### What to produce
Quote the whole listing word for word. Do not include the pictures.

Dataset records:
----------

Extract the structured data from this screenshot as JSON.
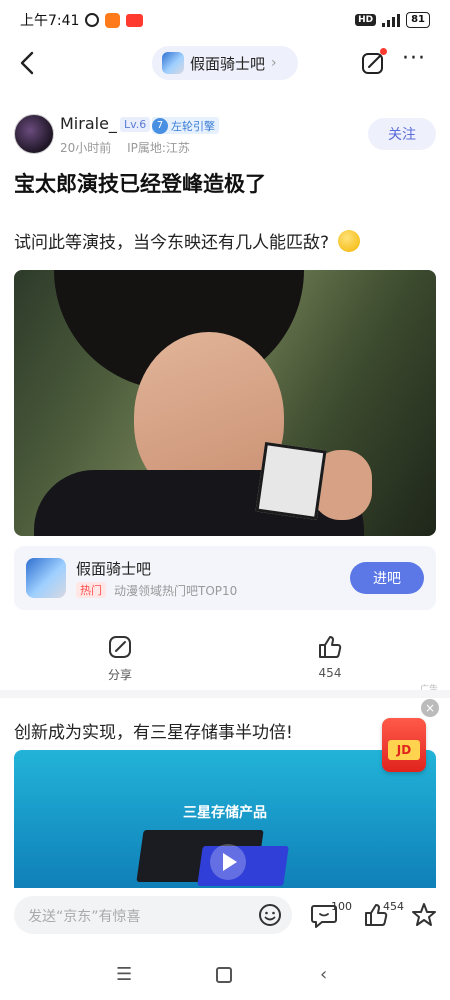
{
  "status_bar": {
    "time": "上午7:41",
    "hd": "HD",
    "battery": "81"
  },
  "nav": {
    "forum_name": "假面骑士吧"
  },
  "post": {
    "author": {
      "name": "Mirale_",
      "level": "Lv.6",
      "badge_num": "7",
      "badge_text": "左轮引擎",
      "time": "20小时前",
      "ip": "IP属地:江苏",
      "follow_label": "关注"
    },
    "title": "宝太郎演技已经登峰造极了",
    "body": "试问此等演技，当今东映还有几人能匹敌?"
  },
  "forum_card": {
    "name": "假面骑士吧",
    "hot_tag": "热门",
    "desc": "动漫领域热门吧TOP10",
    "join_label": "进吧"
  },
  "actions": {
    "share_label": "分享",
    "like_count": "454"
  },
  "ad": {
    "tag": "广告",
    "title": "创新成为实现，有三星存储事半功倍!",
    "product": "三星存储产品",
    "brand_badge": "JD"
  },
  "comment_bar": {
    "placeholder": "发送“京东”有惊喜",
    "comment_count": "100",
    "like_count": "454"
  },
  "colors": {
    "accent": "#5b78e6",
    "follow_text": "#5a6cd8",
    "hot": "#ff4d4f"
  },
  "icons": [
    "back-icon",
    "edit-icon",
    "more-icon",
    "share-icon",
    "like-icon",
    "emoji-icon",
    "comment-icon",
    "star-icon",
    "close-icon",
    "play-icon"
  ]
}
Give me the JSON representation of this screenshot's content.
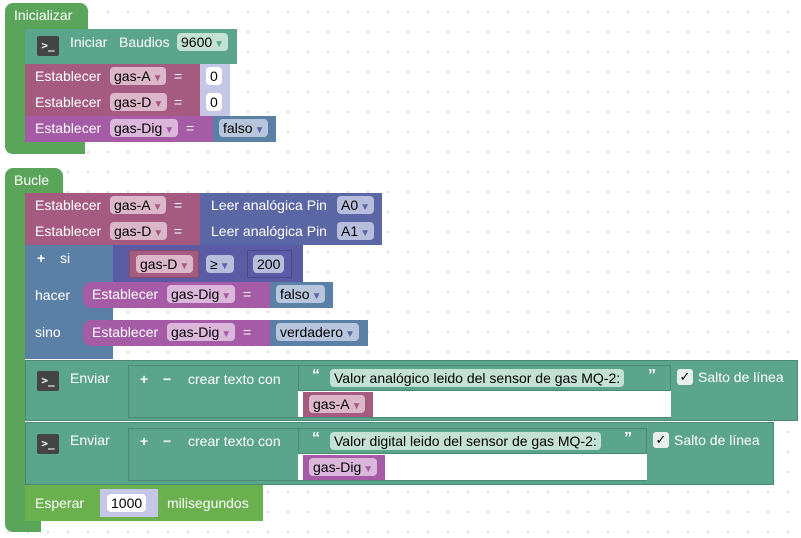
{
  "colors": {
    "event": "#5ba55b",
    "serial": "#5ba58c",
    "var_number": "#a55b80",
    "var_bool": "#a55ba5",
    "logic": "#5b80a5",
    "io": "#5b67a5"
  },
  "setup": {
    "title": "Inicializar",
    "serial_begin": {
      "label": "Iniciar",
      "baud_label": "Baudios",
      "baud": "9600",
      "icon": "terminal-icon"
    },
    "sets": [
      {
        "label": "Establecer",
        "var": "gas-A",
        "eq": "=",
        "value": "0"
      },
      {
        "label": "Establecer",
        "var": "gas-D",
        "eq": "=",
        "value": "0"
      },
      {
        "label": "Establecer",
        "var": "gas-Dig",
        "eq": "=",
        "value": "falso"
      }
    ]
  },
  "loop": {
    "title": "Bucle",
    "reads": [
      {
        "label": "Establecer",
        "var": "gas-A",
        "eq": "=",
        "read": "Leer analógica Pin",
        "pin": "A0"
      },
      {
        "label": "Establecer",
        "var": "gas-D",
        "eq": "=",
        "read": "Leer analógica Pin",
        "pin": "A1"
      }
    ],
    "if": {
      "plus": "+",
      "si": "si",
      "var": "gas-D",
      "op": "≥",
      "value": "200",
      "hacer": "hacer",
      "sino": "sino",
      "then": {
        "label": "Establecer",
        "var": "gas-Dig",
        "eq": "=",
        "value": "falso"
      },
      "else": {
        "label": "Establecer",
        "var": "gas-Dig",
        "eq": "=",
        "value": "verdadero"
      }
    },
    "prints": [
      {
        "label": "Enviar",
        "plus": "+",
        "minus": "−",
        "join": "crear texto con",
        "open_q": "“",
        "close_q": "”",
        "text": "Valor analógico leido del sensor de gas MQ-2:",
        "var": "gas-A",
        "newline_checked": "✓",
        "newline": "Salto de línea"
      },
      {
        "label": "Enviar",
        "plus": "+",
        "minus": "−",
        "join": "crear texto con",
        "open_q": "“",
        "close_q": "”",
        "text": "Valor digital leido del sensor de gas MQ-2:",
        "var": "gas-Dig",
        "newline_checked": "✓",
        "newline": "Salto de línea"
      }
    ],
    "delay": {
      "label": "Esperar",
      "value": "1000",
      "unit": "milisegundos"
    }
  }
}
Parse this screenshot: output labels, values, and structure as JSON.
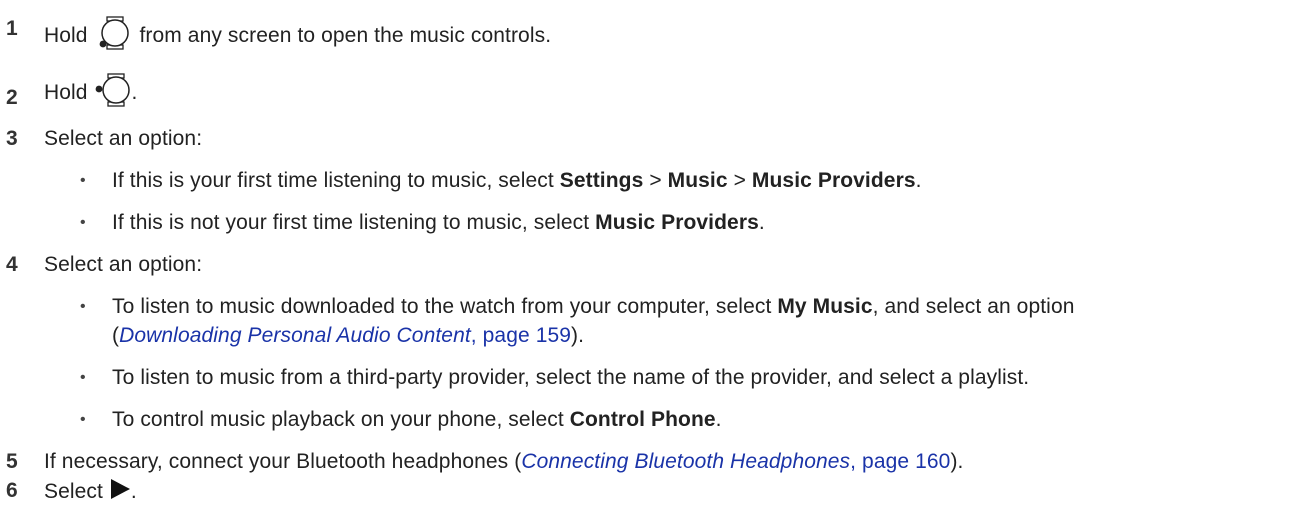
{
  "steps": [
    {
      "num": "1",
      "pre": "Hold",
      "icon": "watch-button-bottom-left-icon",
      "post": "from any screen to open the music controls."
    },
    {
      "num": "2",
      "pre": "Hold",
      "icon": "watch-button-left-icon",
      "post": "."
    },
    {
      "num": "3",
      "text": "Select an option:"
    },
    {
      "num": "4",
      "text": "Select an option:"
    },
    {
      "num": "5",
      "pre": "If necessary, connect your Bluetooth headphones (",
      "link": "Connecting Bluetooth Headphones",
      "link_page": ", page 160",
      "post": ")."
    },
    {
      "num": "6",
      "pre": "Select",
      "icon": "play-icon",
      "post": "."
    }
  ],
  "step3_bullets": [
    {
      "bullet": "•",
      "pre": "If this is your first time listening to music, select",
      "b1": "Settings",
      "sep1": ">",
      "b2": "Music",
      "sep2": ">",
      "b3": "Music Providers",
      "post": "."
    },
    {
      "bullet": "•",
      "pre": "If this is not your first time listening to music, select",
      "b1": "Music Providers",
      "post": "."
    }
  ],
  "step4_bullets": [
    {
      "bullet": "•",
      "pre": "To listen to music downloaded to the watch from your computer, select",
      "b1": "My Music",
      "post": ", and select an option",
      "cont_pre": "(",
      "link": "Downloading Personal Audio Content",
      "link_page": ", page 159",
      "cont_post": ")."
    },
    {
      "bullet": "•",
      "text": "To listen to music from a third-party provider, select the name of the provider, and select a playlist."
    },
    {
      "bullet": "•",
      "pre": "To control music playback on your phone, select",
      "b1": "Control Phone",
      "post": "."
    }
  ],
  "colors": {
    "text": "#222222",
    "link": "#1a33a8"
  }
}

----------

### Completed exercise
Extract the structured data from this screenshot as JSON.
{
  "status_bar": {
    "time": "上午7:41",
    "hd": "HD",
    "battery": "81"
  },
  "nav": {
    "forum_name": "假面骑士吧"
  },
  "post": {
    "author": {
      "name": "Mirale_",
      "level": "Lv.6",
      "badge_num": "7",
      "badge_text": "左轮引擎",
      "time": "20小时前",
      "ip": "IP属地:江苏",
      "follow_label": "关注"
    },
    "title": "宝太郎演技已经登峰造极了",
    "body": "试问此等演技，当今东映还有几人能匹敌?"
  },
  "forum_card": {
    "name": "假面骑士吧",
    "hot_tag": "热门",
    "desc": "动漫领域热门吧TOP10",
    "join_label": "进吧"
  },
  "actions": {
    "share_label": "分享",
    "like_count": "454"
  },
  "ad": {
    "tag": "广告",
    "title": "创新成为实现，有三星存储事半功倍!",
    "product": "三星存储产品",
    "brand_badge": "JD"
  },
  "comment_bar": {
    "placeholder": "发送“京东”有惊喜",
    "comment_count": "100",
    "like_count": "454"
  },
  "colors": {
    "accent": "#5b78e6",
    "follow_text": "#5a6cd8",
    "hot": "#ff4d4f"
  },
  "icons": [
    "back-icon",
    "edit-icon",
    "more-icon",
    "share-icon",
    "like-icon",
    "emoji-icon",
    "comment-icon",
    "star-icon",
    "close-icon",
    "play-icon"
  ]
}
Give me the JSON representation of this screenshot's content.
{
  "colors": {
    "event": "#5ba55b",
    "serial": "#5ba58c",
    "var_number": "#a55b80",
    "var_bool": "#a55ba5",
    "logic": "#5b80a5",
    "io": "#5b67a5"
  },
  "setup": {
    "title": "Inicializar",
    "serial_begin": {
      "label": "Iniciar",
      "baud_label": "Baudios",
      "baud": "9600",
      "icon": "terminal-icon"
    },
    "sets": [
      {
        "label": "Establecer",
        "var": "gas-A",
        "eq": "=",
        "value": "0"
      },
      {
        "label": "Establecer",
        "var": "gas-D",
        "eq": "=",
        "value": "0"
      },
      {
        "label": "Establecer",
        "var": "gas-Dig",
        "eq": "=",
        "value": "falso"
      }
    ]
  },
  "loop": {
    "title": "Bucle",
    "reads": [
      {
        "label": "Establecer",
        "var": "gas-A",
        "eq": "=",
        "read": "Leer analógica Pin",
        "pin": "A0"
      },
      {
        "label": "Establecer",
        "var": "gas-D",
        "eq": "=",
        "read": "Leer analógica Pin",
        "pin": "A1"
      }
    ],
    "if": {
      "plus": "+",
      "si": "si",
      "var": "gas-D",
      "op": "≥",
      "value": "200",
      "hacer": "hacer",
      "sino": "sino",
      "then": {
        "label": "Establecer",
        "var": "gas-Dig",
        "eq": "=",
        "value": "falso"
      },
      "else": {
        "label": "Establecer",
        "var": "gas-Dig",
        "eq": "=",
        "value": "verdadero"
      }
    },
    "prints": [
      {
        "label": "Enviar",
        "plus": "+",
        "minus": "−",
        "join": "crear texto con",
        "open_q": "“",
        "close_q": "”",
        "text": "Valor analógico leido del sensor de gas MQ-2:",
        "var": "gas-A",
        "newline_checked": "✓",
        "newline": "Salto de línea"
      },
      {
        "label": "Enviar",
        "plus": "+",
        "minus": "−",
        "join": "crear texto con",
        "open_q": "“",
        "close_q": "”",
        "text": "Valor digital leido del sensor de gas MQ-2:",
        "var": "gas-Dig",
        "newline_checked": "✓",
        "newline": "Salto de línea"
      }
    ],
    "delay": {
      "label": "Esperar",
      "value": "1000",
      "unit": "milisegundos"
    }
  }
}
Parse this screenshot: output labels, values, and structure as JSON.
{
  "steps": [
    {
      "num": "1",
      "pre": "Hold",
      "icon": "watch-button-bottom-left-icon",
      "post": "from any screen to open the music controls."
    },
    {
      "num": "2",
      "pre": "Hold",
      "icon": "watch-button-left-icon",
      "post": "."
    },
    {
      "num": "3",
      "text": "Select an option:"
    },
    {
      "num": "4",
      "text": "Select an option:"
    },
    {
      "num": "5",
      "pre": "If necessary, connect your Bluetooth headphones (",
      "link": "Connecting Bluetooth Headphones",
      "link_page": ", page 160",
      "post": ")."
    },
    {
      "num": "6",
      "pre": "Select",
      "icon": "play-icon",
      "post": "."
    }
  ],
  "step3_bullets": [
    {
      "bullet": "•",
      "pre": "If this is your first time listening to music, select",
      "b1": "Settings",
      "sep1": ">",
      "b2": "Music",
      "sep2": ">",
      "b3": "Music Providers",
      "post": "."
    },
    {
      "bullet": "•",
      "pre": "If this is not your first time listening to music, select",
      "b1": "Music Providers",
      "post": "."
    }
  ],
  "step4_bullets": [
    {
      "bullet": "•",
      "pre": "To listen to music downloaded to the watch from your computer, select",
      "b1": "My Music",
      "post": ", and select an option",
      "cont_pre": "(",
      "link": "Downloading Personal Audio Content",
      "link_page": ", page 159",
      "cont_post": ")."
    },
    {
      "bullet": "•",
      "text": "To listen to music from a third-party provider, select the name of the provider, and select a playlist."
    },
    {
      "bullet": "•",
      "pre": "To control music playback on your phone, select",
      "b1": "Control Phone",
      "post": "."
    }
  ],
  "colors": {
    "text": "#222222",
    "link": "#1a33a8"
  }
}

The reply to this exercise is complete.